AIM - Transcribe every line exactly and omit anything that is a picture.

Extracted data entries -

+ + + +

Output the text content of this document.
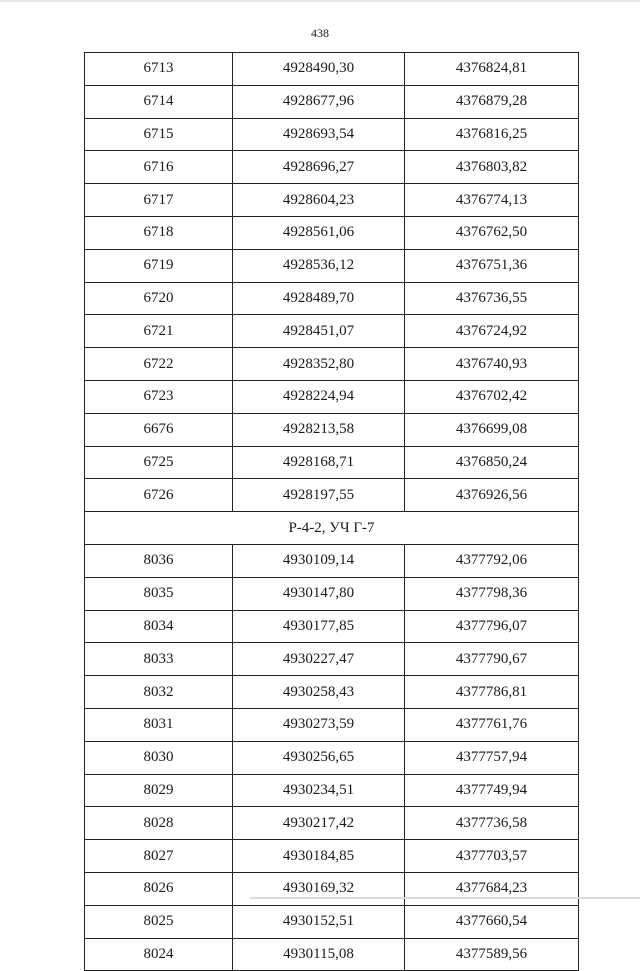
438
6713	4928490,30	4376824,81
6714	4928677,96	4376879,28
6715	4928693,54	4376816,25
6716	4928696,27	4376803,82
6717	4928604,23	4376774,13
6718	4928561,06	4376762,50
6719	4928536,12	4376751,36
6720	4928489,70	4376736,55
6721	4928451,07	4376724,92
6722	4928352,80	4376740,93
6723	4928224,94	4376702,42
6676	4928213,58	4376699,08
6725	4928168,71	4376850,24
6726	4928197,55	4376926,56
Р-4-2, УЧ Г-7		
8036	4930109,14	4377792,06
8035	4930147,80	4377798,36
8034	4930177,85	4377796,07
8033	4930227,47	4377790,67
8032	4930258,43	4377786,81
8031	4930273,59	4377761,76
8030	4930256,65	4377757,94
8029	4930234,51	4377749,94
8028	4930217,42	4377736,58
8027	4930184,85	4377703,57
8026	4930169,32	4377684,23
8025	4930152,51	4377660,54
8024	4930115,08	4377589,56
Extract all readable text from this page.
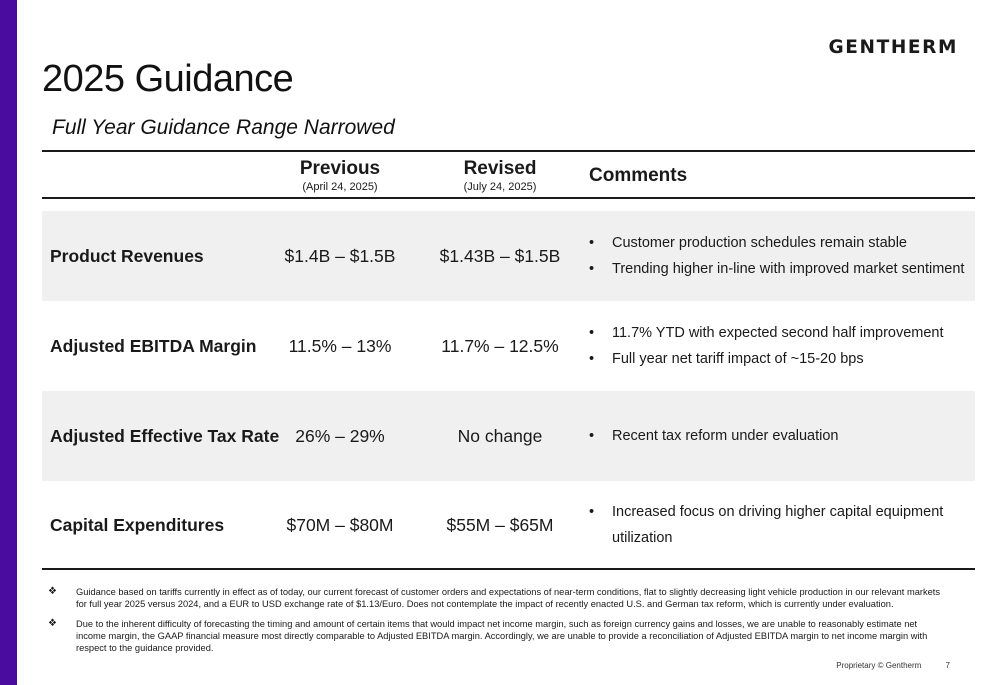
GENTHERM
2025 Guidance
Full Year Guidance Range Narrowed
Previous
(April 24, 2025)
Revised
(July 24, 2025)
Comments
Product Revenues	$1.4B – $1.5B	$1.43B – $1.5B
• Customer production schedules remain stable
• Trending higher in-line with improved market sentiment
Adjusted EBITDA Margin	11.5% – 13%	11.7% – 12.5%
• 11.7% YTD with expected second half improvement
• Full year net tariff impact of ~15-20 bps
Adjusted Effective Tax Rate 26% – 29%	No change
•	Recent tax reform under evaluation
Capital Expenditures	$70M – $80M	$55M – $65M
• Increased focus on driving higher capital equipment utilization
❖ Guidance based on tariffs currently in effect as of today, our current forecast of customer orders and expectations of near-term conditions, flat to slightly decreasing light vehicle production in our relevant markets for full year 2025 versus 2024, and a EUR to USD exchange rate of $1.13/Euro. Does not contemplate the impact of recently enacted U.S. and German tax reform, which is currently under evaluation.
❖ Due to the inherent difficulty of forecasting the timing and amount of certain items that would impact net income margin, such as foreign currency gains and losses, we are unable to reasonably estimate net income margin, the GAAP financial measure most directly comparable to Adjusted EBITDA margin. Accordingly, we are unable to provide a reconciliation of Adjusted EBITDA margin to net income margin with respect to the guidance provided.
Proprietary © Gentherm	7
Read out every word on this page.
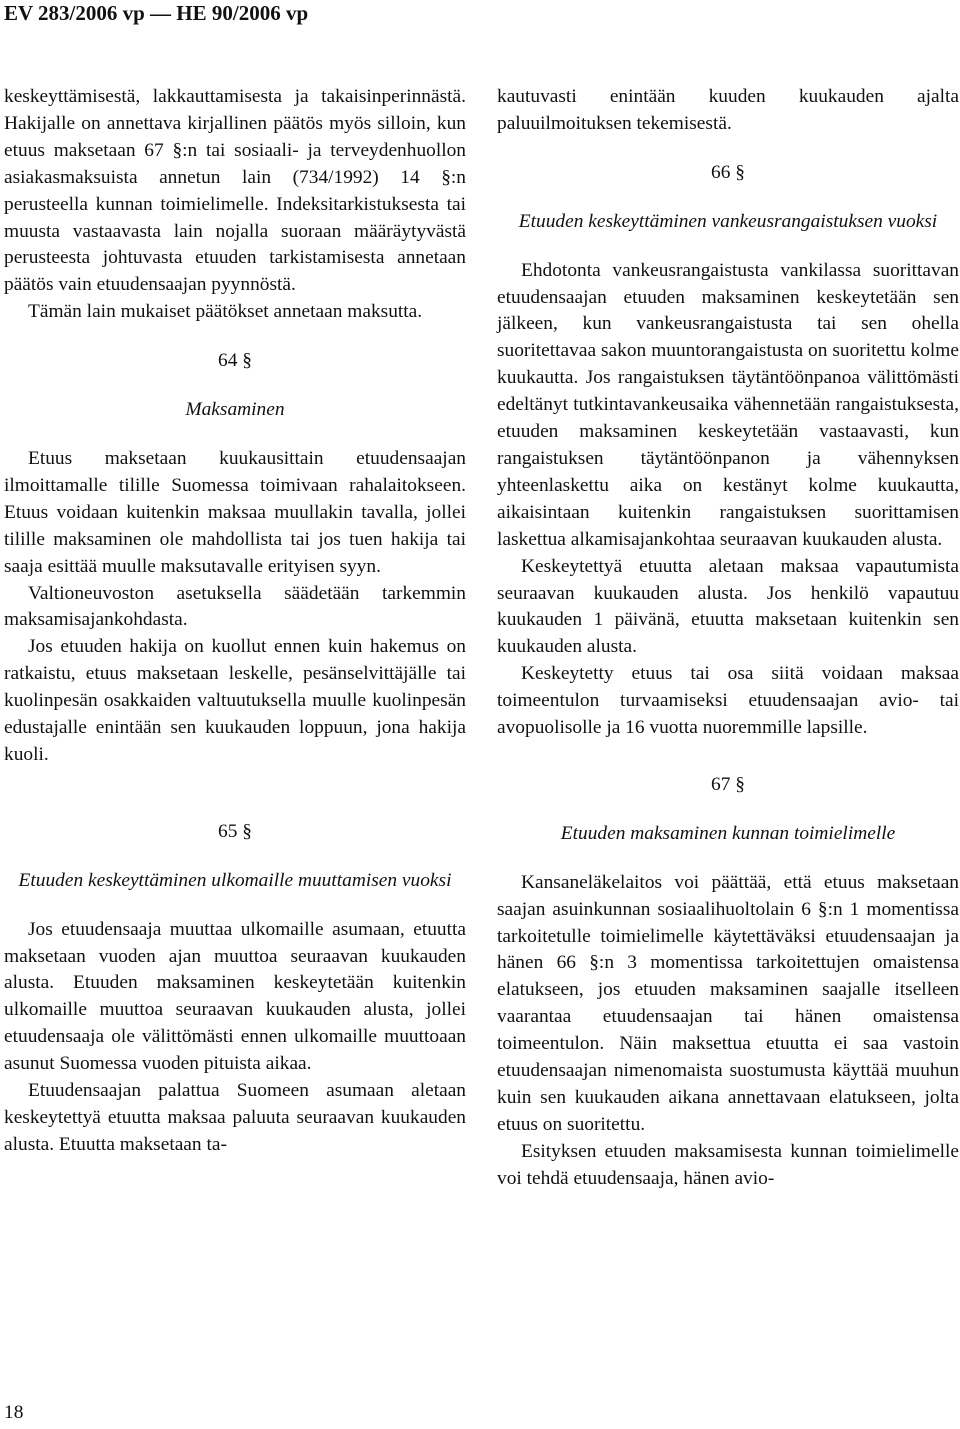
EV 283/2006 vp — HE 90/2006 vp

keskeyttämisestä, lakkauttamisesta ja takaisinperinnästä. Hakijalle on annettava kirjallinen päätös myös silloin, kun etuus maksetaan 67 §:n tai sosiaali- ja terveydenhuollon asiakasmaksuista annetun lain (734/1992) 14 §:n perusteella kunnan toimielimelle. Indeksitarkistuksesta tai muusta vastaavasta lain nojalla suoraan määräytyvästä perusteesta johtuvasta etuuden tarkistamisesta annetaan päätös vain etuudensaajan pyynnöstä.

Tämän lain mukaiset päätökset annetaan maksutta.

64 §

Maksaminen

Etuus maksetaan kuukausittain etuudensaajan ilmoittamalle tilille Suomessa toimivaan rahalaitokseen. Etuus voidaan kuitenkin maksaa muullakin tavalla, jollei tilille maksaminen ole mahdollista tai jos tuen hakija tai saaja esittää muulle maksutavalle erityisen syyn.

Valtioneuvoston asetuksella säädetään tarkemmin maksamisajankohdasta.

Jos etuuden hakija on kuollut ennen kuin hakemus on ratkaistu, etuus maksetaan leskelle, pesänselvittäjälle tai kuolinpesän osakkaiden valtuutuksella muulle kuolinpesän edustajalle enintään sen kuukauden loppuun, jona hakija kuoli.

65 §

Etuuden keskeyttäminen ulkomaille muuttamisen vuoksi

Jos etuudensaaja muuttaa ulkomaille asumaan, etuutta maksetaan vuoden ajan muuttoa seuraavan kuukauden alusta. Etuuden maksaminen keskeytetään kuitenkin ulkomaille muuttoa seuraavan kuukauden alusta, jollei etuudensaaja ole välittömästi ennen ulkomaille muuttoaan asunut Suomessa vuoden pituista aikaa.

Etuudensaajan palattua Suomeen asumaan aletaan keskeytettyä etuutta maksaa paluuta seuraavan kuukauden alusta. Etuutta maksetaan ta-

kautuvasti enintään kuuden kuukauden ajalta paluuilmoituksen tekemisestä.

66 §

Etuuden keskeyttäminen vankeusrangaistuksen vuoksi

Ehdotonta vankeusrangaistusta vankilassa suorittavan etuudensaajan etuuden maksaminen keskeytetään sen jälkeen, kun vankeusrangaistusta tai sen ohella suoritettavaa sakon muuntorangaistusta on suoritettu kolme kuukautta. Jos rangaistuksen täytäntöönpanoa välittömästi edeltänyt tutkintavankeusaika vähennetään rangaistuksesta, etuuden maksaminen keskeytetään vastaavasti, kun rangaistuksen täytäntöönpanon ja vähennyksen yhteenlaskettu aika on kestänyt kolme kuukautta, aikaisintaan kuitenkin rangaistuksen suorittamisen laskettua alkamisajankohtaa seuraavan kuukauden alusta.

Keskeytettyä etuutta aletaan maksaa vapautumista seuraavan kuukauden alusta. Jos henkilö vapautuu kuukauden 1 päivänä, etuutta maksetaan kuitenkin sen kuukauden alusta.

Keskeytetty etuus tai osa siitä voidaan maksaa toimeentulon turvaamiseksi etuudensaajan avio- tai avopuolisolle ja 16 vuotta nuoremmille lapsille.

67 §

Etuuden maksaminen kunnan toimielimelle

Kansaneläkelaitos voi päättää, että etuus maksetaan saajan asuinkunnan sosiaalihuoltolain 6 §:n 1 momentissa tarkoitetulle toimielimelle käytettäväksi etuudensaajan ja hänen 66 §:n 3 momentissa tarkoitettujen omaistensa elatukseen, jos etuuden maksaminen saajalle itselleen vaarantaa etuudensaajan tai hänen omaistensa toimeentulon. Näin maksettua etuutta ei saa vastoin etuudensaajan nimenomaista suostumusta käyttää muuhun kuin sen kuukauden aikana annettavaan elatukseen, jolta etuus on suoritettu.

Esityksen etuuden maksamisesta kunnan toimielimelle voi tehdä etuudensaaja, hänen avio-

18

+ + + +

REPLY TO THE TASK -
Output the text content of this document.
438
6713	4928490,30	4376824,81
6714	4928677,96	4376879,28
6715	4928693,54	4376816,25
6716	4928696,27	4376803,82
6717	4928604,23	4376774,13
6718	4928561,06	4376762,50
6719	4928536,12	4376751,36
6720	4928489,70	4376736,55
6721	4928451,07	4376724,92
6722	4928352,80	4376740,93
6723	4928224,94	4376702,42
6676	4928213,58	4376699,08
6725	4928168,71	4376850,24
6726	4928197,55	4376926,56
Р-4-2, УЧ Г-7		
8036	4930109,14	4377792,06
8035	4930147,80	4377798,36
8034	4930177,85	4377796,07
8033	4930227,47	4377790,67
8032	4930258,43	4377786,81
8031	4930273,59	4377761,76
8030	4930256,65	4377757,94
8029	4930234,51	4377749,94
8028	4930217,42	4377736,58
8027	4930184,85	4377703,57
8026	4930169,32	4377684,23
8025	4930152,51	4377660,54
8024	4930115,08	4377589,56
Extract all readable text from this page.
GENTHERM
2025 Guidance
Full Year Guidance Range Narrowed
Previous
(April 24, 2025)
Revised
(July 24, 2025)
Comments
Product Revenues	$1.4B – $1.5B	$1.43B – $1.5B
• Customer production schedules remain stable
• Trending higher in-line with improved market sentiment
Adjusted EBITDA Margin	11.5% – 13%	11.7% – 12.5%
• 11.7% YTD with expected second half improvement
• Full year net tariff impact of ~15-20 bps
Adjusted Effective Tax Rate 26% – 29%	No change
•	Recent tax reform under evaluation
Capital Expenditures	$70M – $80M	$55M – $65M
• Increased focus on driving higher capital equipment utilization
❖ Guidance based on tariffs currently in effect as of today, our current forecast of customer orders and expectations of near-term conditions, flat to slightly decreasing light vehicle production in our relevant markets for full year 2025 versus 2024, and a EUR to USD exchange rate of $1.13/Euro. Does not contemplate the impact of recently enacted U.S. and German tax reform, which is currently under evaluation.
❖ Due to the inherent difficulty of forecasting the timing and amount of certain items that would impact net income margin, such as foreign currency gains and losses, we are unable to reasonably estimate net income margin, the GAAP financial measure most directly comparable to Adjusted EBITDA margin. Accordingly, we are unable to provide a reconciliation of Adjusted EBITDA margin to net income margin with respect to the guidance provided.
Proprietary © Gentherm	7
Read out every word on this page.
EV 283/2006 vp — HE 90/2006 vp

keskeyttämisestä, lakkauttamisesta ja takaisinperinnästä. Hakijalle on annettava kirjallinen päätös myös silloin, kun etuus maksetaan 67 §:n tai sosiaali- ja terveydenhuollon asiakasmaksuista annetun lain (734/1992) 14 §:n perusteella kunnan toimielimelle. Indeksitarkistuksesta tai muusta vastaavasta lain nojalla suoraan määräytyvästä perusteesta johtuvasta etuuden tarkistamisesta annetaan päätös vain etuudensaajan pyynnöstä.

Tämän lain mukaiset päätökset annetaan maksutta.

64 §

Maksaminen

Etuus maksetaan kuukausittain etuudensaajan ilmoittamalle tilille Suomessa toimivaan rahalaitokseen. Etuus voidaan kuitenkin maksaa muullakin tavalla, jollei tilille maksaminen ole mahdollista tai jos tuen hakija tai saaja esittää muulle maksutavalle erityisen syyn.

Valtioneuvoston asetuksella säädetään tarkemmin maksamisajankohdasta.

Jos etuuden hakija on kuollut ennen kuin hakemus on ratkaistu, etuus maksetaan leskelle, pesänselvittäjälle tai kuolinpesän osakkaiden valtuutuksella muulle kuolinpesän edustajalle enintään sen kuukauden loppuun, jona hakija kuoli.

65 §

Etuuden keskeyttäminen ulkomaille muuttamisen vuoksi

Jos etuudensaaja muuttaa ulkomaille asumaan, etuutta maksetaan vuoden ajan muuttoa seuraavan kuukauden alusta. Etuuden maksaminen keskeytetään kuitenkin ulkomaille muuttoa seuraavan kuukauden alusta, jollei etuudensaaja ole välittömästi ennen ulkomaille muuttoaan asunut Suomessa vuoden pituista aikaa.

Etuudensaajan palattua Suomeen asumaan aletaan keskeytettyä etuutta maksaa paluuta seuraavan kuukauden alusta. Etuutta maksetaan ta-

kautuvasti enintään kuuden kuukauden ajalta paluuilmoituksen tekemisestä.

66 §

Etuuden keskeyttäminen vankeusrangaistuksen vuoksi

Ehdotonta vankeusrangaistusta vankilassa suorittavan etuudensaajan etuuden maksaminen keskeytetään sen jälkeen, kun vankeusrangaistusta tai sen ohella suoritettavaa sakon muuntorangaistusta on suoritettu kolme kuukautta. Jos rangaistuksen täytäntöönpanoa välittömästi edeltänyt tutkintavankeusaika vähennetään rangaistuksesta, etuuden maksaminen keskeytetään vastaavasti, kun rangaistuksen täytäntöönpanon ja vähennyksen yhteenlaskettu aika on kestänyt kolme kuukautta, aikaisintaan kuitenkin rangaistuksen suorittamisen laskettua alkamisajankohtaa seuraavan kuukauden alusta.

Keskeytettyä etuutta aletaan maksaa vapautumista seuraavan kuukauden alusta. Jos henkilö vapautuu kuukauden 1 päivänä, etuutta maksetaan kuitenkin sen kuukauden alusta.

Keskeytetty etuus tai osa siitä voidaan maksaa toimeentulon turvaamiseksi etuudensaajan avio- tai avopuolisolle ja 16 vuotta nuoremmille lapsille.

67 §

Etuuden maksaminen kunnan toimielimelle

Kansaneläkelaitos voi päättää, että etuus maksetaan saajan asuinkunnan sosiaalihuoltolain 6 §:n 1 momentissa tarkoitetulle toimielimelle käytettäväksi etuudensaajan ja hänen 66 §:n 3 momentissa tarkoitettujen omaistensa elatukseen, jos etuuden maksaminen saajalle itselleen vaarantaa etuudensaajan tai hänen omaistensa toimeentulon. Näin maksettua etuutta ei saa vastoin etuudensaajan nimenomaista suostumusta käyttää muuhun kuin sen kuukauden aikana annettavaan elatukseen, jolta etuus on suoritettu.

Esityksen etuuden maksamisesta kunnan toimielimelle voi tehdä etuudensaaja, hänen avio-

18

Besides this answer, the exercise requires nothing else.